**Direction**
Set down, in full, every record in the block.

**The records**
============================================================

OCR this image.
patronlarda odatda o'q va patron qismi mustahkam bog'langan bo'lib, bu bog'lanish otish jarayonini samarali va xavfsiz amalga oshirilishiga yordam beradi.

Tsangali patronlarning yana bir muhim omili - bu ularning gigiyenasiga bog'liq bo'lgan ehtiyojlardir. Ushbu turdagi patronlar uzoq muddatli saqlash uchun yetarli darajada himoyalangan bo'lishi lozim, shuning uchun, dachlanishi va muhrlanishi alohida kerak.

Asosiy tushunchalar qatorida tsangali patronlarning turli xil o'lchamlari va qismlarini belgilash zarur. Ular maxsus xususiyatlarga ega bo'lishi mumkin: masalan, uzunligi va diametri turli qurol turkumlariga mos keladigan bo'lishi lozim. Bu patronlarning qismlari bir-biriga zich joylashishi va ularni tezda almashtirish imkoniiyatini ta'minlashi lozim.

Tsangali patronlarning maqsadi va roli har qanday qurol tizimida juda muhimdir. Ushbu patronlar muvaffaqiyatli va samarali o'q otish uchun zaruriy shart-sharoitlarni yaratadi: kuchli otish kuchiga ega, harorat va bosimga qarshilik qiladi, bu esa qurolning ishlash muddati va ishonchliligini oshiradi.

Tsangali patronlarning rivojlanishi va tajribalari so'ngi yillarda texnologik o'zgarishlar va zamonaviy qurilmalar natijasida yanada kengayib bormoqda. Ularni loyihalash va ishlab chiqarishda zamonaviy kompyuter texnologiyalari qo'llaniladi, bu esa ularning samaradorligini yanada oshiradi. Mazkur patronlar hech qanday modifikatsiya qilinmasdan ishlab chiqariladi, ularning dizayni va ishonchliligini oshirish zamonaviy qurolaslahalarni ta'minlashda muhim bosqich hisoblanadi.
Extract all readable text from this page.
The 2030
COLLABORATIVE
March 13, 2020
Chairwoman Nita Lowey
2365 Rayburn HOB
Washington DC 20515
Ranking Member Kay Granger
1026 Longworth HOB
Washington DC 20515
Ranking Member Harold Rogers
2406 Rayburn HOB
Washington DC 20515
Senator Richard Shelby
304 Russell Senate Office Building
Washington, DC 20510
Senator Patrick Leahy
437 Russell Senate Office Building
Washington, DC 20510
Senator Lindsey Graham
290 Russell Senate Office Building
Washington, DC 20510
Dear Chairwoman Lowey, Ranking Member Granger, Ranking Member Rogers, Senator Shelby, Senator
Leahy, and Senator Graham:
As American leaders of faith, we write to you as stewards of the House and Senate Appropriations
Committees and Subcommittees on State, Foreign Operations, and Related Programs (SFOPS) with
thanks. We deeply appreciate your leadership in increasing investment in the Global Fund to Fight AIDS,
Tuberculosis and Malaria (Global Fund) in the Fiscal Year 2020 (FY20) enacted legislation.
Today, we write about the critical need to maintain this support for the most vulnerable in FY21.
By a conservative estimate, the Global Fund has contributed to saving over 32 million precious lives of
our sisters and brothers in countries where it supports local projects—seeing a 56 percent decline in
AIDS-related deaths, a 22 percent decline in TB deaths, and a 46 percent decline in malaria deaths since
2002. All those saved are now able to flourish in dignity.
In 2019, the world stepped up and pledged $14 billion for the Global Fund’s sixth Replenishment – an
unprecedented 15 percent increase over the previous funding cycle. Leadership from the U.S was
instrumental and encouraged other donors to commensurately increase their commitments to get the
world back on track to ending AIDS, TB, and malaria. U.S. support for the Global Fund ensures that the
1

============================================================

**Complete output**
OCR this image.
patronlarda odatda o'q va patron qismi mustahkam bog'langan bo'lib, bu bog'lanish otish jarayonini samarali va xavfsiz amalga oshirilishiga yordam beradi.

Tsangali patronlarning yana bir muhim omili - bu ularning gigiyenasiga bog'liq bo'lgan ehtiyojlardir. Ushbu turdagi patronlar uzoq muddatli saqlash uchun yetarli darajada himoyalangan bo'lishi lozim, shuning uchun, dachlanishi va muhrlanishi alohida kerak.

Asosiy tushunchalar qatorida tsangali patronlarning turli xil o'lchamlari va qismlarini belgilash zarur. Ular maxsus xususiyatlarga ega bo'lishi mumkin: masalan, uzunligi va diametri turli qurol turkumlariga mos keladigan bo'lishi lozim. Bu patronlarning qismlari bir-biriga zich joylashishi va ularni tezda almashtirish imkoniiyatini ta'minlashi lozim.

Tsangali patronlarning maqsadi va roli har qanday qurol tizimida juda muhimdir. Ushbu patronlar muvaffaqiyatli va samarali o'q otish uchun zaruriy shart-sharoitlarni yaratadi: kuchli otish kuchiga ega, harorat va bosimga qarshilik qiladi, bu esa qurolning ishlash muddati va ishonchliligini oshiradi.

Tsangali patronlarning rivojlanishi va tajribalari so'ngi yillarda texnologik o'zgarishlar va zamonaviy qurilmalar natijasida yanada kengayib bormoqda. Ularni loyihalash va ishlab chiqarishda zamonaviy kompyuter texnologiyalari qo'llaniladi, bu esa ularning samaradorligini yanada oshiradi. Mazkur patronlar hech qanday modifikatsiya qilinmasdan ishlab chiqariladi, ularning dizayni va ishonchliligini oshirish zamonaviy qurolaslahalarni ta'minlashda muhim bosqich hisoblanadi.
Extract all readable text from this page.
The 2030
COLLABORATIVE
March 13, 2020
Chairwoman Nita Lowey
2365 Rayburn HOB
Washington DC 20515
Ranking Member Kay Granger
1026 Longworth HOB
Washington DC 20515
Ranking Member Harold Rogers
2406 Rayburn HOB
Washington DC 20515
Senator Richard Shelby
304 Russell Senate Office Building
Washington, DC 20510
Senator Patrick Leahy
437 Russell Senate Office Building
Washington, DC 20510
Senator Lindsey Graham
290 Russell Senate Office Building
Washington, DC 20510
Dear Chairwoman Lowey, Ranking Member Granger, Ranking Member Rogers, Senator Shelby, Senator
Leahy, and Senator Graham:
As American leaders of faith, we write to you as stewards of the House and Senate Appropriations
Committees and Subcommittees on State, Foreign Operations, and Related Programs (SFOPS) with
thanks. We deeply appreciate your leadership in increasing investment in the Global Fund to Fight AIDS,
Tuberculosis and Malaria (Global Fund) in the Fiscal Year 2020 (FY20) enacted legislation.
Today, we write about the critical need to maintain this support for the most vulnerable in FY21.
By a conservative estimate, the Global Fund has contributed to saving over 32 million precious lives of
our sisters and brothers in countries where it supports local projects—seeing a 56 percent decline in
AIDS-related deaths, a 22 percent decline in TB deaths, and a 46 percent decline in malaria deaths since
2002. All those saved are now able to flourish in dignity.
In 2019, the world stepped up and pledged $14 billion for the Global Fund’s sixth Replenishment – an
unprecedented 15 percent increase over the previous funding cycle. Leadership from the U.S was
instrumental and encouraged other donors to commensurately increase their commitments to get the
world back on track to ending AIDS, TB, and malaria. U.S. support for the Global Fund ensures that the
1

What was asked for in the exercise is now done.